▶ _Objective_:
Omit the pictures and return every entry exactly as written.

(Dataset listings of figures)
※ ※ ※
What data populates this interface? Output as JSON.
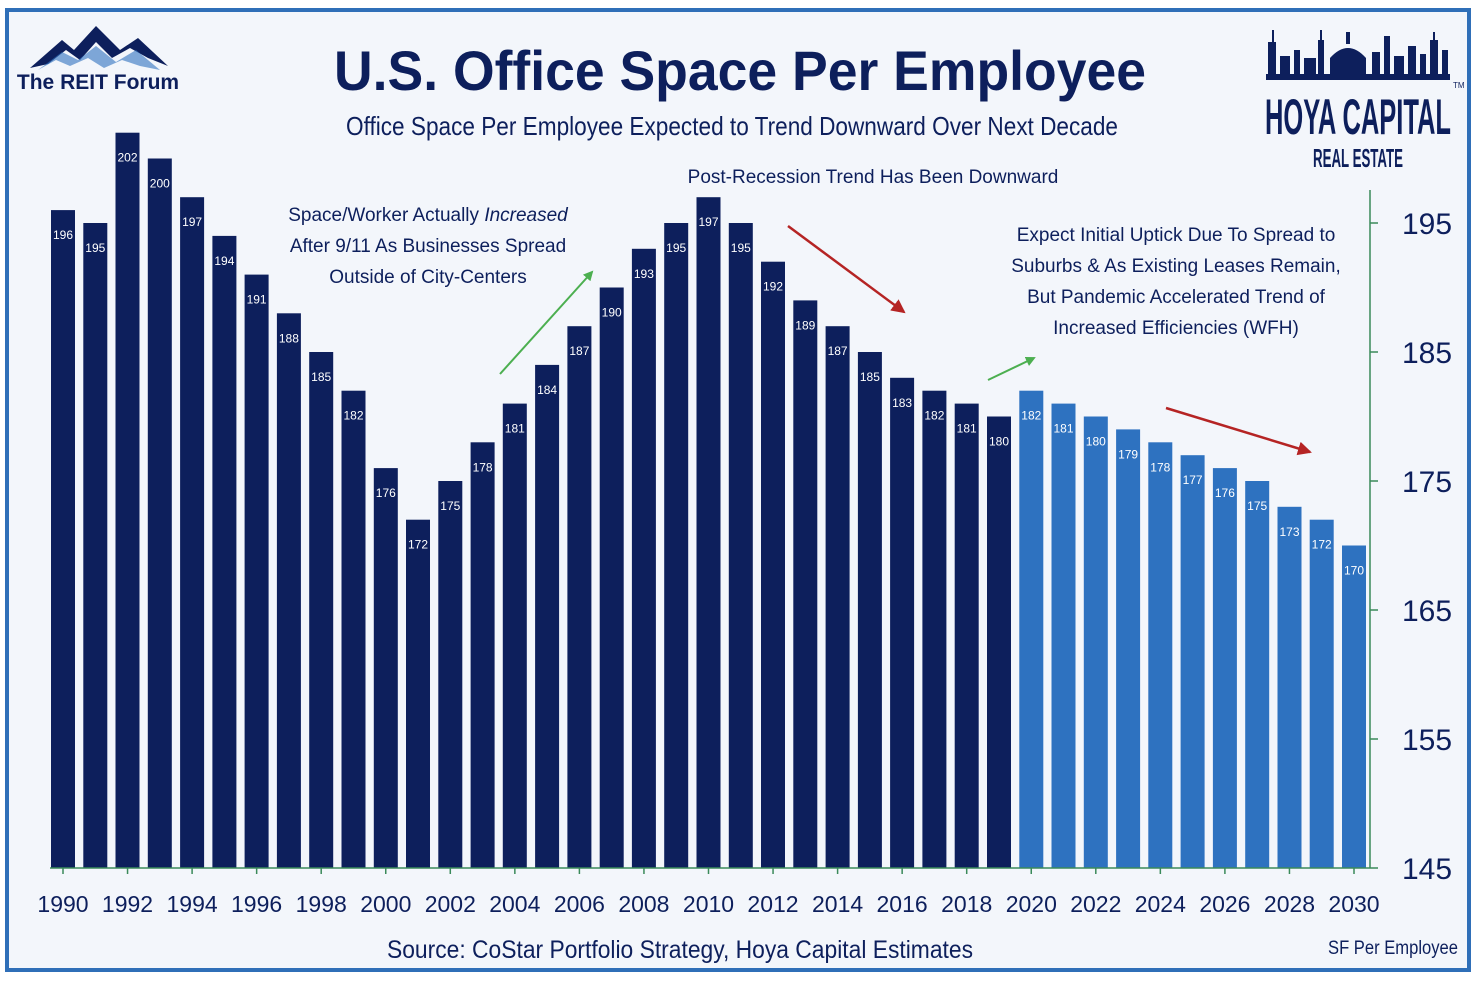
{
  "colors": {
    "background": "#f3f6fb",
    "border": "#2f6fb8",
    "historical_bar": "#0d1f5c",
    "forecast_bar": "#2e72c0",
    "title": "#0d1f5c",
    "arrow_up": "#4caf50",
    "arrow_down": "#b52424",
    "axis": "#3a8a5a"
  },
  "logos": {
    "left_text": "The REIT Forum",
    "right_line1": "HOYA CAPITAL",
    "right_line2": "REAL ESTATE",
    "right_tm": "TM"
  },
  "footer": {
    "source": "Source: CoStar Portfolio Strategy, Hoya Capital Estimates",
    "unit": "SF Per Employee"
  },
  "chart_data": {
    "type": "bar",
    "title": "U.S. Office Space Per Employee",
    "subtitle": "Office Space Per Employee Expected to Trend Downward Over Next Decade",
    "xlabel": "",
    "ylabel": "",
    "ylim": [
      145,
      199
    ],
    "y_ticks": [
      145,
      155,
      165,
      175,
      185,
      195
    ],
    "y_axis_side": "right",
    "grid": false,
    "x_tick_labels": [
      "1990",
      "1992",
      "1994",
      "1996",
      "1998",
      "2000",
      "2002",
      "2004",
      "2006",
      "2008",
      "2010",
      "2012",
      "2014",
      "2016",
      "2018",
      "2020",
      "2022",
      "2024",
      "2026",
      "2028",
      "2030"
    ],
    "categories": [
      "1990",
      "1991",
      "1992",
      "1993",
      "1994",
      "1995",
      "1996",
      "1997",
      "1998",
      "1999",
      "2000",
      "2001",
      "2002",
      "2003",
      "2004",
      "2005",
      "2006",
      "2007",
      "2008",
      "2009",
      "2010",
      "2011",
      "2012",
      "2013",
      "2014",
      "2015",
      "2016",
      "2017",
      "2018",
      "2019",
      "2020",
      "2021",
      "2022",
      "2023",
      "2024",
      "2025",
      "2026",
      "2027",
      "2028",
      "2029",
      "2030"
    ],
    "values": [
      196,
      195,
      202,
      200,
      197,
      194,
      191,
      188,
      185,
      182,
      176,
      172,
      175,
      178,
      181,
      184,
      187,
      190,
      193,
      195,
      197,
      195,
      192,
      189,
      187,
      185,
      183,
      182,
      181,
      180,
      182,
      181,
      180,
      179,
      178,
      177,
      176,
      175,
      173,
      172,
      170
    ],
    "forecast_from": "2020",
    "annotations": [
      {
        "id": "a1",
        "lines": [
          [
            "Space/Worker Actually ",
            "Increased"
          ],
          [
            "After 9/11 As Businesses Spread"
          ],
          [
            "Outside of City-Centers"
          ]
        ]
      },
      {
        "id": "a2",
        "lines": [
          [
            "Post-Recession Trend Has Been Downward"
          ]
        ]
      },
      {
        "id": "a3",
        "lines": [
          [
            "Expect Initial Uptick Due To Spread to"
          ],
          [
            "Suburbs & As Existing Leases Remain,"
          ],
          [
            "But Pandemic Accelerated Trend of"
          ],
          [
            "Increased Efficiencies (WFH)"
          ]
        ]
      }
    ]
  }
}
※ ※ ※
▶ _Task output_:
What data populates this interface? Output as JSON.
{
  "colors": {
    "background": "#f3f6fb",
    "border": "#2f6fb8",
    "historical_bar": "#0d1f5c",
    "forecast_bar": "#2e72c0",
    "title": "#0d1f5c",
    "arrow_up": "#4caf50",
    "arrow_down": "#b52424",
    "axis": "#3a8a5a"
  },
  "logos": {
    "left_text": "The REIT Forum",
    "right_line1": "HOYA CAPITAL",
    "right_line2": "REAL ESTATE",
    "right_tm": "TM"
  },
  "footer": {
    "source": "Source: CoStar Portfolio Strategy, Hoya Capital Estimates",
    "unit": "SF Per Employee"
  },
  "chart_data": {
    "type": "bar",
    "title": "U.S. Office Space Per Employee",
    "subtitle": "Office Space Per Employee Expected to Trend Downward Over Next Decade",
    "xlabel": "",
    "ylabel": "",
    "ylim": [
      145,
      199
    ],
    "y_ticks": [
      145,
      155,
      165,
      175,
      185,
      195
    ],
    "y_axis_side": "right",
    "grid": false,
    "x_tick_labels": [
      "1990",
      "1992",
      "1994",
      "1996",
      "1998",
      "2000",
      "2002",
      "2004",
      "2006",
      "2008",
      "2010",
      "2012",
      "2014",
      "2016",
      "2018",
      "2020",
      "2022",
      "2024",
      "2026",
      "2028",
      "2030"
    ],
    "categories": [
      "1990",
      "1991",
      "1992",
      "1993",
      "1994",
      "1995",
      "1996",
      "1997",
      "1998",
      "1999",
      "2000",
      "2001",
      "2002",
      "2003",
      "2004",
      "2005",
      "2006",
      "2007",
      "2008",
      "2009",
      "2010",
      "2011",
      "2012",
      "2013",
      "2014",
      "2015",
      "2016",
      "2017",
      "2018",
      "2019",
      "2020",
      "2021",
      "2022",
      "2023",
      "2024",
      "2025",
      "2026",
      "2027",
      "2028",
      "2029",
      "2030"
    ],
    "values": [
      196,
      195,
      202,
      200,
      197,
      194,
      191,
      188,
      185,
      182,
      176,
      172,
      175,
      178,
      181,
      184,
      187,
      190,
      193,
      195,
      197,
      195,
      192,
      189,
      187,
      185,
      183,
      182,
      181,
      180,
      182,
      181,
      180,
      179,
      178,
      177,
      176,
      175,
      173,
      172,
      170
    ],
    "forecast_from": "2020",
    "annotations": [
      {
        "id": "a1",
        "lines": [
          [
            "Space/Worker Actually ",
            "Increased"
          ],
          [
            "After 9/11 As Businesses Spread"
          ],
          [
            "Outside of City-Centers"
          ]
        ]
      },
      {
        "id": "a2",
        "lines": [
          [
            "Post-Recession Trend Has Been Downward"
          ]
        ]
      },
      {
        "id": "a3",
        "lines": [
          [
            "Expect Initial Uptick Due To Spread to"
          ],
          [
            "Suburbs & As Existing Leases Remain,"
          ],
          [
            "But Pandemic Accelerated Trend of"
          ],
          [
            "Increased Efficiencies (WFH)"
          ]
        ]
      }
    ]
  }
}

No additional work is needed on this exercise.